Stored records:
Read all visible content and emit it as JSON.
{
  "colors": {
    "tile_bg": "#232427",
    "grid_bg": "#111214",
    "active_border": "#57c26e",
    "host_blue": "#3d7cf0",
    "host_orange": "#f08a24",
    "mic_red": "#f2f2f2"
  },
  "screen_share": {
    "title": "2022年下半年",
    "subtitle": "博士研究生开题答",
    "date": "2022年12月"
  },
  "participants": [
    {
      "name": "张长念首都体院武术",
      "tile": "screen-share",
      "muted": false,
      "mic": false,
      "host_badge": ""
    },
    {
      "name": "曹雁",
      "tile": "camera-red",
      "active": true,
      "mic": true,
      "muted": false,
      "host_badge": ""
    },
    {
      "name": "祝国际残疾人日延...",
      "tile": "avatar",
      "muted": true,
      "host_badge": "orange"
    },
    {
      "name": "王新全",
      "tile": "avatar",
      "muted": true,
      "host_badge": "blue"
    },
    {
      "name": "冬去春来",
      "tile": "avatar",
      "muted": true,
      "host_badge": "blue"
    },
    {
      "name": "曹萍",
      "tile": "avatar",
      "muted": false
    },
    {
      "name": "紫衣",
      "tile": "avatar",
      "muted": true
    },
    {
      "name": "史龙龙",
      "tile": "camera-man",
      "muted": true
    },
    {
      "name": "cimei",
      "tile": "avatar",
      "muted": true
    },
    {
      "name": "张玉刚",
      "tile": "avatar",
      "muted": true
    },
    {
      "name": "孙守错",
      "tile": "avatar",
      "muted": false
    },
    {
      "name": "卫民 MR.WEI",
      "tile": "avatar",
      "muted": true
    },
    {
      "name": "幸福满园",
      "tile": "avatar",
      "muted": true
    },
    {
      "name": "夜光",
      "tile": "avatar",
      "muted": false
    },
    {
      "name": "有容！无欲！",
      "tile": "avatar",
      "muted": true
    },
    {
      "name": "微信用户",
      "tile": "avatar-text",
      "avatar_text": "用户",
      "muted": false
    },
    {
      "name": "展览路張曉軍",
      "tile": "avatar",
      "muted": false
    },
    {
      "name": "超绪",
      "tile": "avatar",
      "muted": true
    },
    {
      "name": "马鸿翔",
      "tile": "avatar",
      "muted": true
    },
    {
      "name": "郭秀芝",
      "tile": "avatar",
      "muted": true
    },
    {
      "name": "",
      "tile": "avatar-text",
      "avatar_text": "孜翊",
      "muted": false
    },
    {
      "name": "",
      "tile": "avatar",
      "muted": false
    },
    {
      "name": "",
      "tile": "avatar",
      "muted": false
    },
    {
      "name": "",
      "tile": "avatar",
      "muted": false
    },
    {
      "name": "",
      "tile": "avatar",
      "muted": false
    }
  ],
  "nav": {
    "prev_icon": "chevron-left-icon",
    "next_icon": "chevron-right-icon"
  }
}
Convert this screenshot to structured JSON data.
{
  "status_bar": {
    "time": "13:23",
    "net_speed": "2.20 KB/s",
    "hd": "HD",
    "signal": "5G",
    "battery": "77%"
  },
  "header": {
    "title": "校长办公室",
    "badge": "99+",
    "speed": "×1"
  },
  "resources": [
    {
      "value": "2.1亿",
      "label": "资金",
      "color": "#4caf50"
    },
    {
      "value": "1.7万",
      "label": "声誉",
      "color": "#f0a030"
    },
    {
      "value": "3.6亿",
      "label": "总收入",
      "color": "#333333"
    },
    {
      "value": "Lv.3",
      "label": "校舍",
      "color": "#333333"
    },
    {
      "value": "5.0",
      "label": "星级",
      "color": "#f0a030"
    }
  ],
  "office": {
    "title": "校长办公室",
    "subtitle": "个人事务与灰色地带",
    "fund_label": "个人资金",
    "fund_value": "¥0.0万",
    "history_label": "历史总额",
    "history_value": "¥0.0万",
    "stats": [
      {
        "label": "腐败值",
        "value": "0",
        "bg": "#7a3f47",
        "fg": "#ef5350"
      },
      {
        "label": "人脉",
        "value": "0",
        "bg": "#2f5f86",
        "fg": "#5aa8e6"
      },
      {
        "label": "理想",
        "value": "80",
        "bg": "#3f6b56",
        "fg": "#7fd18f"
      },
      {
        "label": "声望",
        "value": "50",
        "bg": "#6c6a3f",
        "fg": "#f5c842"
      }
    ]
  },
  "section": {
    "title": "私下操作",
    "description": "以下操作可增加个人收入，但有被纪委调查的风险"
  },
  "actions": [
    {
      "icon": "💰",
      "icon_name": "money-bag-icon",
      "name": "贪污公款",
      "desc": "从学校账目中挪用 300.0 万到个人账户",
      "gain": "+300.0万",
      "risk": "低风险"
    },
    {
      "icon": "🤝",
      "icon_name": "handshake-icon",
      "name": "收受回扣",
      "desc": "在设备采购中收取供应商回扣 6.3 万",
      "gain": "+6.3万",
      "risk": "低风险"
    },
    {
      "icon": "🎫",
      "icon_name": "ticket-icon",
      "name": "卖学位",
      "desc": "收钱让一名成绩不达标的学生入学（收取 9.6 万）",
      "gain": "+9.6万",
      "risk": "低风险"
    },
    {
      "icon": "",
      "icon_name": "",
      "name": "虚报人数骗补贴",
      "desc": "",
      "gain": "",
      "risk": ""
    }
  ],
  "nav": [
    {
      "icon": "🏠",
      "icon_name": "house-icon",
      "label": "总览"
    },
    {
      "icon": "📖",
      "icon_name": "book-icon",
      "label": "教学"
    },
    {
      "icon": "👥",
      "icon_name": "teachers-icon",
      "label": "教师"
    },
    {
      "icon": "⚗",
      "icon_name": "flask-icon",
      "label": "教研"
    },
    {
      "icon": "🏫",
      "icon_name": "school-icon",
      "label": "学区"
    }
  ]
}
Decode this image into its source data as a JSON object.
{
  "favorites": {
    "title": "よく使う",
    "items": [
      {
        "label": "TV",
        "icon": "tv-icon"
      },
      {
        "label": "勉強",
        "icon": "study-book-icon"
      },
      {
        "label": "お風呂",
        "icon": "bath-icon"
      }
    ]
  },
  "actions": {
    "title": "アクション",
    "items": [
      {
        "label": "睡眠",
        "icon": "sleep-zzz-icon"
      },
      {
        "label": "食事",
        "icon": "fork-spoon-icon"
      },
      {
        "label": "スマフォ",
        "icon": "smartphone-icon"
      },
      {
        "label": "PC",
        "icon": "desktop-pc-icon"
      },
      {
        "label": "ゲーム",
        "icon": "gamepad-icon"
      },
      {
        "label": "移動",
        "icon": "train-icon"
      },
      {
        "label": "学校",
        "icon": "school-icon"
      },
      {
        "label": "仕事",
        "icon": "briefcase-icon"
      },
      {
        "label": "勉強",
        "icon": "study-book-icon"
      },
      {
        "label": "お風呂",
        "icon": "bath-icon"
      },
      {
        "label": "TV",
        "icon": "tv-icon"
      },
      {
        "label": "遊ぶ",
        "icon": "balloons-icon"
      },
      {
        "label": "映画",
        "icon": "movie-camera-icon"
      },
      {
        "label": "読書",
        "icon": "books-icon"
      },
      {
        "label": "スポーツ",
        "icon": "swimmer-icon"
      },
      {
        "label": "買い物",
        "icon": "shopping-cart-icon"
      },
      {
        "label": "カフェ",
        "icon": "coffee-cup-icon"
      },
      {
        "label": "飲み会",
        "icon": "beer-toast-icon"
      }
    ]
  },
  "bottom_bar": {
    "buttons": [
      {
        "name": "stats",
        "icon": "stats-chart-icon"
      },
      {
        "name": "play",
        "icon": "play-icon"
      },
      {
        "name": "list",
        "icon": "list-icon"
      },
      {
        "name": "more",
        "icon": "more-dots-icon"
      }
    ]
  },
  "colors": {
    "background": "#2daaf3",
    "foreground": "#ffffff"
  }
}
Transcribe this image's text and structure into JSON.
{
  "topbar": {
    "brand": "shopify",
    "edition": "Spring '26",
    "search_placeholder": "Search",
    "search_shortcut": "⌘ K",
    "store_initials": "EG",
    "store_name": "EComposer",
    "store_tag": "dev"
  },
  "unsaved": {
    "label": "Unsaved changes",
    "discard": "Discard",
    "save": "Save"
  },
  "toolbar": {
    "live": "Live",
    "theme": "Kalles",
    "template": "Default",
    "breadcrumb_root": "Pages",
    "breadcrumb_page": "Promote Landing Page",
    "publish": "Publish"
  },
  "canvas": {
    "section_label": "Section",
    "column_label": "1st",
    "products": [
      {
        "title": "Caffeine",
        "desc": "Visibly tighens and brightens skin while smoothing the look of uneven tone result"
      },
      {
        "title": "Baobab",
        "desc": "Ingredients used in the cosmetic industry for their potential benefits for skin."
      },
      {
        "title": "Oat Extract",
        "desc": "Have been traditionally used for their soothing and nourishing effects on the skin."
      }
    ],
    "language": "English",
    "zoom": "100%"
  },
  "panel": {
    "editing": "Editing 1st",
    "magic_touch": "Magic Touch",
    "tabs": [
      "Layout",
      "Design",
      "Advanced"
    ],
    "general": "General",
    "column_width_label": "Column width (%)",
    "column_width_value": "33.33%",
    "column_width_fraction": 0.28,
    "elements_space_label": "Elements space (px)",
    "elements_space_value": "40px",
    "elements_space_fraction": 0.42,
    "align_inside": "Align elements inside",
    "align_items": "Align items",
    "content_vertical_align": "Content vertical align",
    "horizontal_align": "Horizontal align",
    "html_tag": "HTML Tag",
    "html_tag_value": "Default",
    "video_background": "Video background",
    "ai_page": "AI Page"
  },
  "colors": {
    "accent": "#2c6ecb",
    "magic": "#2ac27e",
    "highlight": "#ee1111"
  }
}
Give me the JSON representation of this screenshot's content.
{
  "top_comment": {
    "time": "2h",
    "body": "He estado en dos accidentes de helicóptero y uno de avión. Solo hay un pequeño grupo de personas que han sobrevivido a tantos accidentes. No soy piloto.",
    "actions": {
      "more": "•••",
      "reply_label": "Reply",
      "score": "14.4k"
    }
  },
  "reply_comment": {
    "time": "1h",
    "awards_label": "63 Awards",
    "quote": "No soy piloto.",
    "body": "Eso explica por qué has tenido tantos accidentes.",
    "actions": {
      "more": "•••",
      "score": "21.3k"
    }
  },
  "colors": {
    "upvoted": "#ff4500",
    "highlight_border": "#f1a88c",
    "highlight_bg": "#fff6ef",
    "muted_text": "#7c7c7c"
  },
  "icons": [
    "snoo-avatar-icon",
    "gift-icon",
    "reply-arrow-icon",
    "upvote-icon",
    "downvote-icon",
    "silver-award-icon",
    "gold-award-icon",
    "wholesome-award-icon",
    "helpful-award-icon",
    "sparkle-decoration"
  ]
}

> [Exercise goal]
Your answer should consist only of the lines from the one with "Give me the" through the end of the data above, reproduced exactly.

> [Written solution]
Give me the JSON representation of this screenshot's content.
{
  "top_comment": {
    "time": "2h",
    "body": "He estado en dos accidentes de helicóptero y uno de avión. Solo hay un pequeño grupo de personas que han sobrevivido a tantos accidentes. No soy piloto.",
    "actions": {
      "more": "•••",
      "reply_label": "Reply",
      "score": "14.4k"
    }
  },
  "reply_comment": {
    "time": "1h",
    "awards_label": "63 Awards",
    "quote": "No soy piloto.",
    "body": "Eso explica por qué has tenido tantos accidentes.",
    "actions": {
      "more": "•••",
      "score": "21.3k"
    }
  },
  "colors": {
    "upvoted": "#ff4500",
    "highlight_border": "#f1a88c",
    "highlight_bg": "#fff6ef",
    "muted_text": "#7c7c7c"
  },
  "icons": [
    "snoo-avatar-icon",
    "gift-icon",
    "reply-arrow-icon",
    "upvote-icon",
    "downvote-icon",
    "silver-award-icon",
    "gold-award-icon",
    "wholesome-award-icon",
    "helpful-award-icon",
    "sparkle-decoration"
  ]
}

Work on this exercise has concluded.